Extracted data entries
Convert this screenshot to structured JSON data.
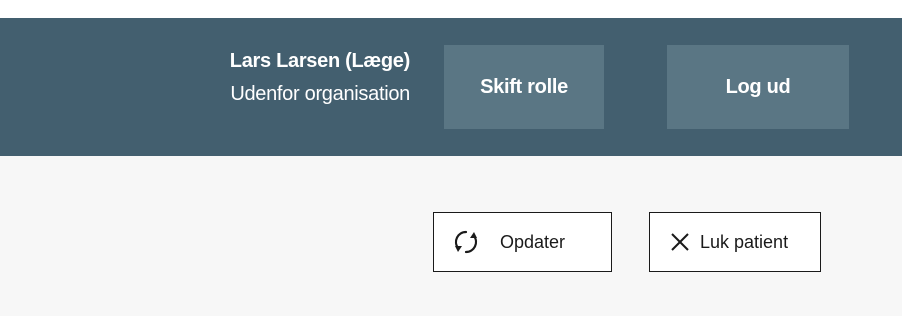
{
  "header": {
    "user_name": "Lars Larsen (Læge)",
    "organization": "Udenfor organisation",
    "switch_role_label": "Skift rolle",
    "logout_label": "Log ud"
  },
  "toolbar": {
    "refresh_label": "Opdater",
    "refresh_icon": "refresh-icon",
    "close_patient_label": "Luk patient",
    "close_icon": "close-icon"
  },
  "colors": {
    "header_bg": "#435f6f",
    "header_button_bg": "#5a7684",
    "content_bg": "#f7f7f7",
    "button_border": "#1a1a1a"
  }
}
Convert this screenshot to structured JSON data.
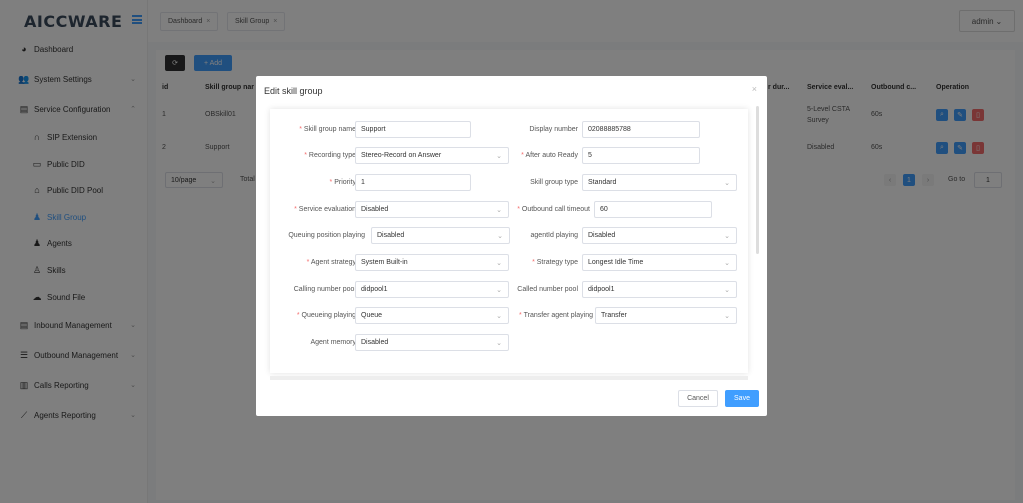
{
  "app": {
    "logo": "AICCWARE"
  },
  "sidebar": {
    "items": [
      {
        "label": "Dashboard",
        "icon": "dashboard-icon"
      },
      {
        "label": "System Settings",
        "icon": "users-icon"
      },
      {
        "label": "Service Configuration",
        "icon": "service-icon"
      },
      {
        "label": "SIP Extension",
        "icon": "headset-icon"
      },
      {
        "label": "Public DID",
        "icon": "folder-icon"
      },
      {
        "label": "Public DID Pool",
        "icon": "home-icon"
      },
      {
        "label": "Skill Group",
        "icon": "person-icon"
      },
      {
        "label": "Agents",
        "icon": "person-icon"
      },
      {
        "label": "Skills",
        "icon": "person-outline-icon"
      },
      {
        "label": "Sound File",
        "icon": "cloud-icon"
      },
      {
        "label": "Inbound Management",
        "icon": "inbound-icon"
      },
      {
        "label": "Outbound Management",
        "icon": "list-icon"
      },
      {
        "label": "Calls Reporting",
        "icon": "bar-chart-icon"
      },
      {
        "label": "Agents Reporting",
        "icon": "line-chart-icon"
      }
    ]
  },
  "header": {
    "tabs": [
      {
        "label": "Dashboard"
      },
      {
        "label": "Skill Group"
      }
    ],
    "user": "admin"
  },
  "toolbar": {
    "add_label": "+ Add"
  },
  "table": {
    "columns": [
      "id",
      "Skill group nar",
      "r dur...",
      "Service eval...",
      "Outbound c...",
      "Operation"
    ],
    "rows": [
      {
        "id": "1",
        "name": "OBSkill01",
        "service": "5-Level CSTA Survey",
        "outbound": "60s"
      },
      {
        "id": "2",
        "name": "Support",
        "service": "Disabled",
        "outbound": "60s"
      }
    ]
  },
  "pagination": {
    "page_size": "10/page",
    "total": "Total",
    "current": "1",
    "goto_label": "Go to",
    "goto_value": "1"
  },
  "modal": {
    "title": "Edit skill group",
    "fields": {
      "skill_group_name": {
        "label": "Skill group name",
        "value": "Support"
      },
      "display_number": {
        "label": "Display number",
        "value": "02088885788"
      },
      "recording_type": {
        "label": "Recording type",
        "value": "Stereo-Record on Answer"
      },
      "after_auto_ready": {
        "label": "After auto Ready",
        "value": "5"
      },
      "priority": {
        "label": "Priority",
        "value": "1"
      },
      "skill_group_type": {
        "label": "Skill group type",
        "value": "Standard"
      },
      "service_evaluation": {
        "label": "Service evaluation",
        "value": "Disabled"
      },
      "outbound_call_timeout": {
        "label": "Outbound call timeout",
        "value": "60"
      },
      "queuing_position_playing": {
        "label": "Queuing position playing",
        "value": "Disabled"
      },
      "agentid_playing": {
        "label": "agentId playing",
        "value": "Disabled"
      },
      "agent_strategy": {
        "label": "Agent strategy",
        "value": "System Built-in"
      },
      "strategy_type": {
        "label": "Strategy type",
        "value": "Longest Idle Time"
      },
      "calling_number_pool": {
        "label": "Calling number pool",
        "value": "didpool1"
      },
      "called_number_pool": {
        "label": "Called number pool",
        "value": "didpool1"
      },
      "queueing_playing": {
        "label": "Queueing playing",
        "value": "Queue"
      },
      "transfer_agent_playing": {
        "label": "Transfer agent playing",
        "value": "Transfer"
      },
      "agent_memory": {
        "label": "Agent memory",
        "value": "Disabled"
      }
    },
    "cancel_label": "Cancel",
    "save_label": "Save"
  },
  "colors": {
    "primary": "#409eff",
    "danger": "#f56c6c",
    "dark": "#303133"
  }
}
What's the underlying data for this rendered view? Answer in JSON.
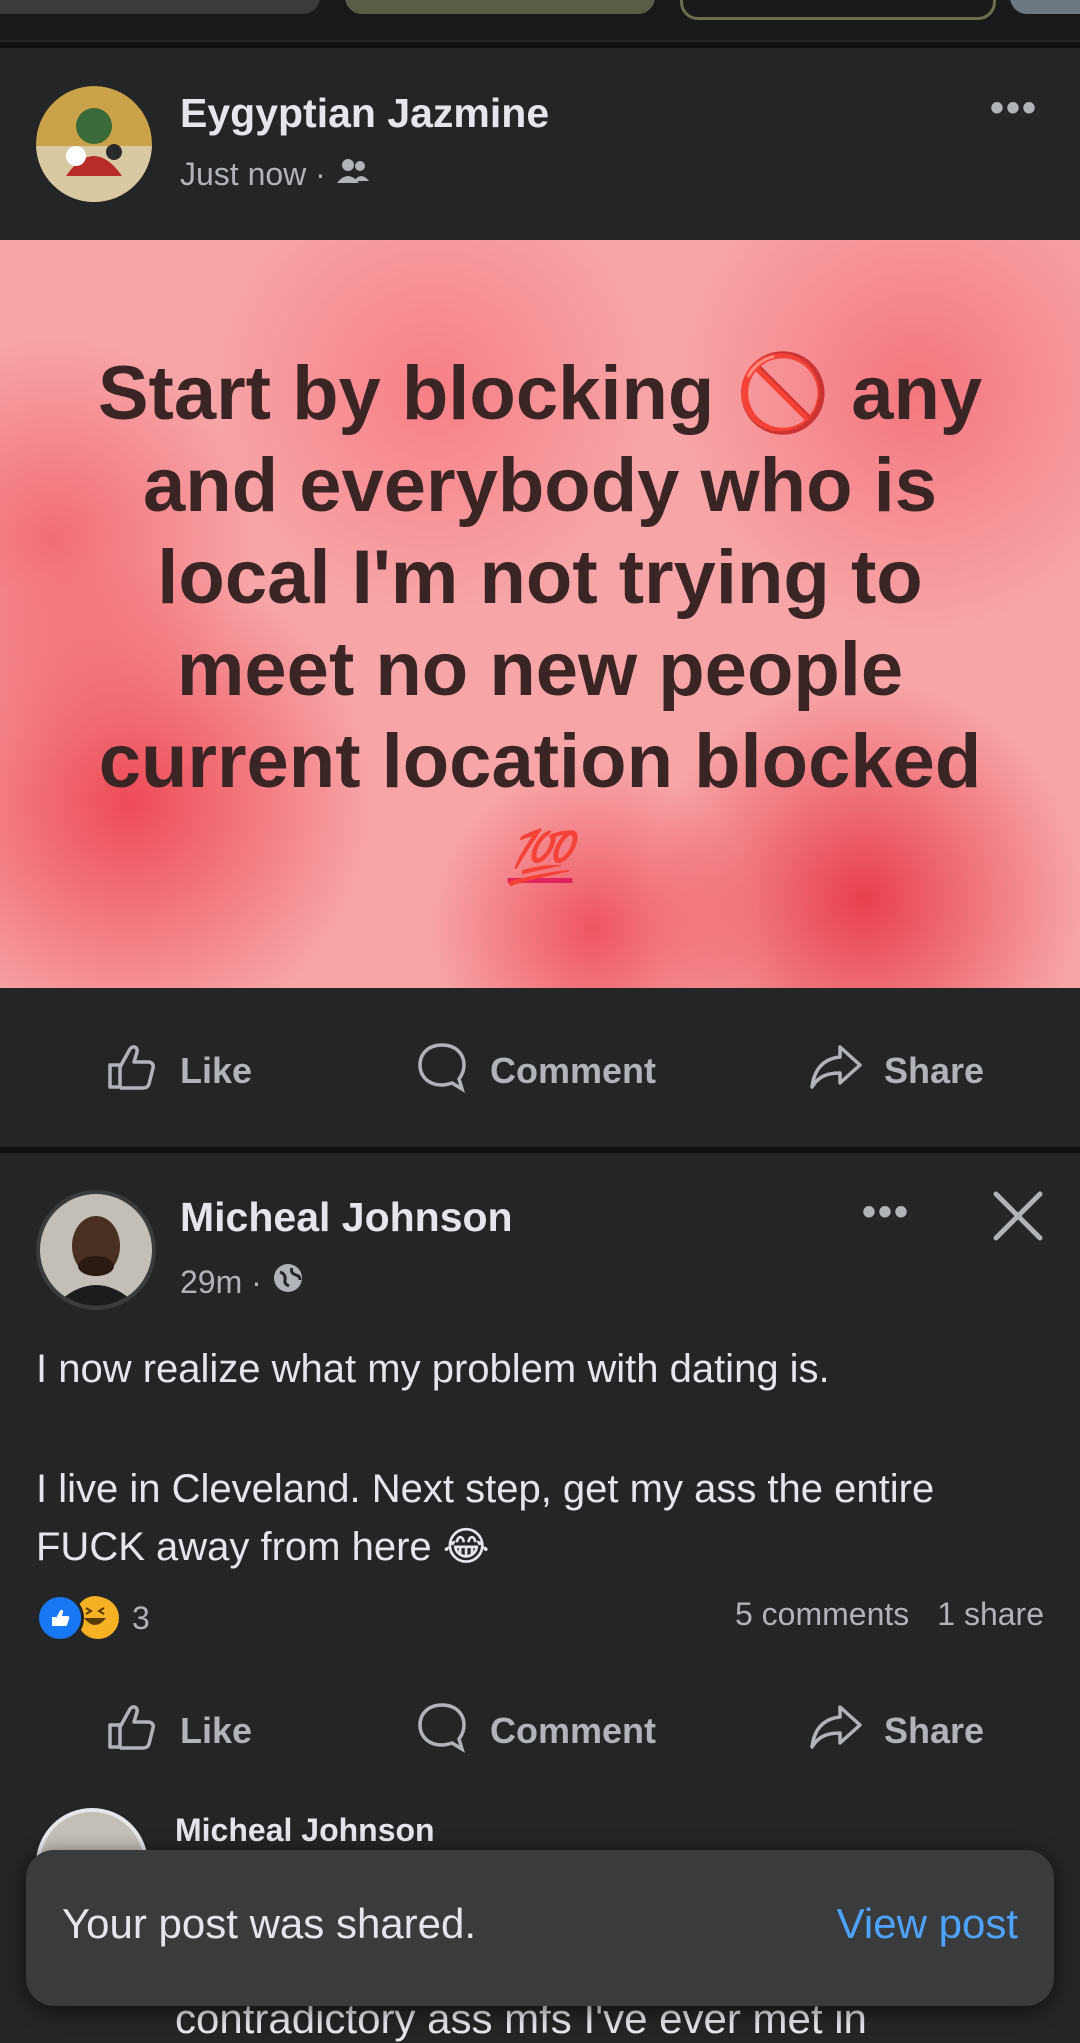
{
  "post1": {
    "author": "Eygyptian Jazmine",
    "time": "Just now ·",
    "privacy_icon": "friends-icon",
    "menu_dots": "•••",
    "bg_text": "Start by blocking 🚫  any and everybody who is local I'm not trying to meet no new people current location blocked",
    "bg_emoji": "💯",
    "like_label": "Like",
    "comment_label": "Comment",
    "share_label": "Share"
  },
  "post2": {
    "author": "Micheal Johnson",
    "time": "29m ·",
    "privacy_icon": "globe-icon",
    "menu_dots": "•••",
    "text_line1": "I now realize what my problem with dating is.",
    "text_line2": "I live in Cleveland. Next step, get my ass the entire FUCK away from here 😂",
    "reaction_count": "3",
    "comments_count": "5 comments",
    "shares_count": "1 share",
    "like_label": "Like",
    "comment_label": "Comment",
    "share_label": "Share"
  },
  "comment_preview": {
    "author": "Micheal Johnson",
    "partial_text": "contradictory ass mfs I've ever met in"
  },
  "toast": {
    "message": "Your post was shared.",
    "action": "View post"
  },
  "colors": {
    "background": "#242526",
    "accent": "#4da3ff",
    "like_blue": "#1877f2"
  }
}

__WHAT TO DO__: Your task is to set down the records shown above exactly, minus any pictures.

__TASK OUTPUT__:
Convert this screenshot to structured JSON data.
{
  "header": {
    "user_name": "Lars Larsen (Læge)",
    "organization": "Udenfor organisation",
    "switch_role_label": "Skift rolle",
    "logout_label": "Log ud"
  },
  "toolbar": {
    "refresh_label": "Opdater",
    "refresh_icon": "refresh-icon",
    "close_patient_label": "Luk patient",
    "close_icon": "close-icon"
  },
  "colors": {
    "header_bg": "#435f6f",
    "header_button_bg": "#5a7684",
    "content_bg": "#f7f7f7",
    "button_border": "#1a1a1a"
  }
}
Convert this screenshot to structured JSON data.
{
  "app": {
    "logo": "AICCWARE"
  },
  "sidebar": {
    "items": [
      {
        "label": "Dashboard",
        "icon": "dashboard-icon"
      },
      {
        "label": "System Settings",
        "icon": "users-icon"
      },
      {
        "label": "Service Configuration",
        "icon": "service-icon"
      },
      {
        "label": "SIP Extension",
        "icon": "headset-icon"
      },
      {
        "label": "Public DID",
        "icon": "folder-icon"
      },
      {
        "label": "Public DID Pool",
        "icon": "home-icon"
      },
      {
        "label": "Skill Group",
        "icon": "person-icon"
      },
      {
        "label": "Agents",
        "icon": "person-icon"
      },
      {
        "label": "Skills",
        "icon": "person-outline-icon"
      },
      {
        "label": "Sound File",
        "icon": "cloud-icon"
      },
      {
        "label": "Inbound Management",
        "icon": "inbound-icon"
      },
      {
        "label": "Outbound Management",
        "icon": "list-icon"
      },
      {
        "label": "Calls Reporting",
        "icon": "bar-chart-icon"
      },
      {
        "label": "Agents Reporting",
        "icon": "line-chart-icon"
      }
    ]
  },
  "header": {
    "tabs": [
      {
        "label": "Dashboard"
      },
      {
        "label": "Skill Group"
      }
    ],
    "user": "admin"
  },
  "toolbar": {
    "add_label": "+ Add"
  },
  "table": {
    "columns": [
      "id",
      "Skill group nar",
      "r dur...",
      "Service eval...",
      "Outbound c...",
      "Operation"
    ],
    "rows": [
      {
        "id": "1",
        "name": "OBSkill01",
        "service": "5-Level CSTA Survey",
        "outbound": "60s"
      },
      {
        "id": "2",
        "name": "Support",
        "service": "Disabled",
        "outbound": "60s"
      }
    ]
  },
  "pagination": {
    "page_size": "10/page",
    "total": "Total",
    "current": "1",
    "goto_label": "Go to",
    "goto_value": "1"
  },
  "modal": {
    "title": "Edit skill group",
    "fields": {
      "skill_group_name": {
        "label": "Skill group name",
        "value": "Support"
      },
      "display_number": {
        "label": "Display number",
        "value": "02088885788"
      },
      "recording_type": {
        "label": "Recording type",
        "value": "Stereo-Record on Answer"
      },
      "after_auto_ready": {
        "label": "After auto Ready",
        "value": "5"
      },
      "priority": {
        "label": "Priority",
        "value": "1"
      },
      "skill_group_type": {
        "label": "Skill group type",
        "value": "Standard"
      },
      "service_evaluation": {
        "label": "Service evaluation",
        "value": "Disabled"
      },
      "outbound_call_timeout": {
        "label": "Outbound call timeout",
        "value": "60"
      },
      "queuing_position_playing": {
        "label": "Queuing position playing",
        "value": "Disabled"
      },
      "agentid_playing": {
        "label": "agentId playing",
        "value": "Disabled"
      },
      "agent_strategy": {
        "label": "Agent strategy",
        "value": "System Built-in"
      },
      "strategy_type": {
        "label": "Strategy type",
        "value": "Longest Idle Time"
      },
      "calling_number_pool": {
        "label": "Calling number pool",
        "value": "didpool1"
      },
      "called_number_pool": {
        "label": "Called number pool",
        "value": "didpool1"
      },
      "queueing_playing": {
        "label": "Queueing playing",
        "value": "Queue"
      },
      "transfer_agent_playing": {
        "label": "Transfer agent playing",
        "value": "Transfer"
      },
      "agent_memory": {
        "label": "Agent memory",
        "value": "Disabled"
      }
    },
    "cancel_label": "Cancel",
    "save_label": "Save"
  },
  "colors": {
    "primary": "#409eff",
    "danger": "#f56c6c",
    "dark": "#303133"
  }
}
What's the underlying data for this rendered view? Answer in JSON.
{
  "post1": {
    "author": "Eygyptian Jazmine",
    "time": "Just now ·",
    "privacy_icon": "friends-icon",
    "menu_dots": "•••",
    "bg_text": "Start by blocking 🚫  any and everybody who is local I'm not trying to meet no new people current location blocked",
    "bg_emoji": "💯",
    "like_label": "Like",
    "comment_label": "Comment",
    "share_label": "Share"
  },
  "post2": {
    "author": "Micheal Johnson",
    "time": "29m ·",
    "privacy_icon": "globe-icon",
    "menu_dots": "•••",
    "text_line1": "I now realize what my problem with dating is.",
    "text_line2": "I live in Cleveland. Next step, get my ass the entire FUCK away from here 😂",
    "reaction_count": "3",
    "comments_count": "5 comments",
    "shares_count": "1 share",
    "like_label": "Like",
    "comment_label": "Comment",
    "share_label": "Share"
  },
  "comment_preview": {
    "author": "Micheal Johnson",
    "partial_text": "contradictory ass mfs I've ever met in"
  },
  "toast": {
    "message": "Your post was shared.",
    "action": "View post"
  },
  "colors": {
    "background": "#242526",
    "accent": "#4da3ff",
    "like_blue": "#1877f2"
  }
}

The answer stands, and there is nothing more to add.